As mentioned, The system is interconnected with the electrical grid through a Duke Energy Service bidirectional power meter, which records both imported and exported electricity as part of a Net-Zero metering agreement.

Physical Installation

The solar power system consists of solar panels and inverters distributed across two roof planes, a controller box, and, of course, the wires and conduits that connect them.

• 24 panels are installed on the eastern section of the south-facing roof plane
• 12 panels are installed on the east-facing roof plane above the garages
• The Enphase Gateway/Controller is mounted outside on the wall behind the Unit B garage

Straw‑Man Physical Layout Diagram

flowchart TB

SouthRoof["East end of South-facing roof plane (24 panels)"]

EastRoof["East-facing garage roof plane (12 panels)"]

SouthRoof --> Gateway
EastRoof --> Gateway

Gateway["Enphase IQ Gateway
Exterior wall behind the unit B Garage"]

Major Components

Solar Panels

The system includes 36 photovoltaic panels mounted across two roof planes.

South-Facing Roof Plane

• 24 panels
• Located on the eastern portion of the south-facing roof

East-Facing Garage Roof Plane

• 12 panels
• Located on the roof above the garages

Microinverters

Each solar panel has an Enphase microinverter mounted beneath it.

The microinverter performs two primary functions:

• Converts electricity from DC to AC
• Reports production and operational status to the system Controller

Because every panel has its own microinverter, the system can measure the performance of individual panels.

Enphase Gateway/Controller

The central communications device for the system is the Enphase IQ Gateway.

Location

Mounted outside on the wall behind the Unit B garage.

Purpose

The controller:

• Collects production data from microinverters
• Communicates with the Enphase monitoring platform
• Enables diagnostics and alerts
• Allows installer support when needed

Power generation continues even if the controller is temporarily offline.

Utility Interconnection

The solar system is interconnected with the local electrical grid operated by Duke Energy Service.

Electricity produced by the solar panels flows first into the home’s electrical system.
If production exceeds consumption, excess electricity flows through the utility meter into the grid.

The system operates under Net-Zero Metering.

• Exported electricity is recorded by the meter.
• Imported electricity is also recorded.
• Billing reflects the net difference between the two.

Connectivity

The Controller maintains two communication paths.

Cellular Connection

Built‑in Cellular modem used for monitoring and service diagnostics.
=-=-=
Actions to take
1) In the solar system text, where is the Enphase IQ Gateway mounted?
2) According to the solar system text, why can the system measure the performance of individual panels?
The records have no connection to the solar system text.

Information provided
=-=-=
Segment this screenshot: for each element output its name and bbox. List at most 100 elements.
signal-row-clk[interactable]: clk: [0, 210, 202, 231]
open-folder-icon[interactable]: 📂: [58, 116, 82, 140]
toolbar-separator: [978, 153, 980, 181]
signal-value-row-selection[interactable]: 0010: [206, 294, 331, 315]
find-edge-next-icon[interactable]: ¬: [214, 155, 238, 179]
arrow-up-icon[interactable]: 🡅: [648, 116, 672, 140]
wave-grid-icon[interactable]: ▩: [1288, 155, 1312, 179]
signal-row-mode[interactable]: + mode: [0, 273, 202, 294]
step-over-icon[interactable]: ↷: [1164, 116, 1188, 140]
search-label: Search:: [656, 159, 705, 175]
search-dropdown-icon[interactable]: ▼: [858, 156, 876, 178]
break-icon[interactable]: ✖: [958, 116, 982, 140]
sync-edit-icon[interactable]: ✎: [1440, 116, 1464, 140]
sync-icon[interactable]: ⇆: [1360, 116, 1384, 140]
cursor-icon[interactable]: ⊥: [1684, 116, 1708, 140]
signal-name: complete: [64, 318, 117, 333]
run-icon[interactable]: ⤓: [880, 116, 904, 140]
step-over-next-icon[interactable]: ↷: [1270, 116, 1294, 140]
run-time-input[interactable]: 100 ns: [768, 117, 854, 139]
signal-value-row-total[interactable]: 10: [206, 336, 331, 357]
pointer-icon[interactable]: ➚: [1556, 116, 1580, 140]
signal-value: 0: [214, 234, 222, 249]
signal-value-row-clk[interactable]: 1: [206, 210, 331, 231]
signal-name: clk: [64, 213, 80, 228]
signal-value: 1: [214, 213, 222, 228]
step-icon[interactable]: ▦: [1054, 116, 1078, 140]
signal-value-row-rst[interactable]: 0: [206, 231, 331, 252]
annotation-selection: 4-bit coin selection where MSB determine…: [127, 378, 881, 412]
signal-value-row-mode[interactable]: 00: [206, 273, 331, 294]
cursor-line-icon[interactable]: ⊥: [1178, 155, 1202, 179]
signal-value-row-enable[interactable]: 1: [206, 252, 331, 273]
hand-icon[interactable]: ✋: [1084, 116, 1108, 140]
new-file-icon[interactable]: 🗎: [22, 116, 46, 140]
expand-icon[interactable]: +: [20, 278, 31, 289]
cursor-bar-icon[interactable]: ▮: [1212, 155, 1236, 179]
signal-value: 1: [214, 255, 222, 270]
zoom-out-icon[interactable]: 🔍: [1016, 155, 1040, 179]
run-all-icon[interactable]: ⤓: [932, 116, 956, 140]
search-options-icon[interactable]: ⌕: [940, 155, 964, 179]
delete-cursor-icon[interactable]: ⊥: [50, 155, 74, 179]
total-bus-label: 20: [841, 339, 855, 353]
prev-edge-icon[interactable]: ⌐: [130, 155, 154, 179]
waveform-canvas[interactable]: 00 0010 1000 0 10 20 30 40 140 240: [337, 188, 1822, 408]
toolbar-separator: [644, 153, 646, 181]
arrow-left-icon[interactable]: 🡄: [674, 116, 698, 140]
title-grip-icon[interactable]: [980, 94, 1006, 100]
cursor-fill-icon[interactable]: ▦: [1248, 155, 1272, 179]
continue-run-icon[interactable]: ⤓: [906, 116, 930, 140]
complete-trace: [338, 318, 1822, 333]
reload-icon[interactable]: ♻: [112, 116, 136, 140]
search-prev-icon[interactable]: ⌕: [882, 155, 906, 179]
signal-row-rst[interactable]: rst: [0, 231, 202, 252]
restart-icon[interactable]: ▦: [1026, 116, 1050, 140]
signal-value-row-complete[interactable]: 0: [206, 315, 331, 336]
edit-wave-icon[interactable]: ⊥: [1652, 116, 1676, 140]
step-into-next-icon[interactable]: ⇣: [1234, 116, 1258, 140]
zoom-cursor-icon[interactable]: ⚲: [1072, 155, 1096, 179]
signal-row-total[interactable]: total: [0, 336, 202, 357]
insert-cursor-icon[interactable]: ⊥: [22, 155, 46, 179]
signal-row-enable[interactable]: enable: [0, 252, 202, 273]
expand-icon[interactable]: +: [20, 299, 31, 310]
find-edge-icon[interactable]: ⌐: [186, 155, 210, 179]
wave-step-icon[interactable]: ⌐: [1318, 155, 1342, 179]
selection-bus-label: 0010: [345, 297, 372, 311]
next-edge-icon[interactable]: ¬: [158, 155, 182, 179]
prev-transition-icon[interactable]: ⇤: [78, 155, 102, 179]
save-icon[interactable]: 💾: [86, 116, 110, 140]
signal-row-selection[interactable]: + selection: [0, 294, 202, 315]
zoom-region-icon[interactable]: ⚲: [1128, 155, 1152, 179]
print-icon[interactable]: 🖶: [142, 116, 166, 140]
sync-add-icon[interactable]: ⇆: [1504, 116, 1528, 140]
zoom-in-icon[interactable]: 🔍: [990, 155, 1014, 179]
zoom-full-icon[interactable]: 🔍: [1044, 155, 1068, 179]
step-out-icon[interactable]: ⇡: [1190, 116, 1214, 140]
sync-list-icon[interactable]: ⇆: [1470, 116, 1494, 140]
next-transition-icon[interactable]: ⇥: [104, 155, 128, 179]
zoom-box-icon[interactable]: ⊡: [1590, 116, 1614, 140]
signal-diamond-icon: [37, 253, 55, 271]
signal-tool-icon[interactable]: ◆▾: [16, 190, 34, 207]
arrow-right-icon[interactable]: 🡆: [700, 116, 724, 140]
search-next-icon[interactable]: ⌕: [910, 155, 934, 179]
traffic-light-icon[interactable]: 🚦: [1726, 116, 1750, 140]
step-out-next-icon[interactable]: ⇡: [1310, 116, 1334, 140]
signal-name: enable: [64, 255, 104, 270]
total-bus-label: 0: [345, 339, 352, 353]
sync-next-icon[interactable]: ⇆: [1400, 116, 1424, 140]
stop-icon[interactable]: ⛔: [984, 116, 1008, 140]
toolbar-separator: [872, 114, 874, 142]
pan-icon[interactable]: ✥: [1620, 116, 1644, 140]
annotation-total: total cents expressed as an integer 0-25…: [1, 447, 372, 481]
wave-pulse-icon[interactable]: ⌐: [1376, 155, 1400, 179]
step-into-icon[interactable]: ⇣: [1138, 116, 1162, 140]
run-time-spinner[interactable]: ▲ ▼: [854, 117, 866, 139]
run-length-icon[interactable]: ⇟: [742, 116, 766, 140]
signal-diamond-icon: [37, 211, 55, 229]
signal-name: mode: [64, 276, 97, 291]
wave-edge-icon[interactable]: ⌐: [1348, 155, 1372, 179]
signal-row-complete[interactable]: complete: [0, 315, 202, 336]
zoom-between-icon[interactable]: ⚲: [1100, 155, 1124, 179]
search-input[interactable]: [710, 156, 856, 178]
=-=-=
Answers to the problems
1) It is mounted outside on the wall behind the Unit B garage.

2) Every panel has its own Enphase microinverter mounted beneath it. That microinverter reports production and operational status to the system controller, so each panel's performance can be measured.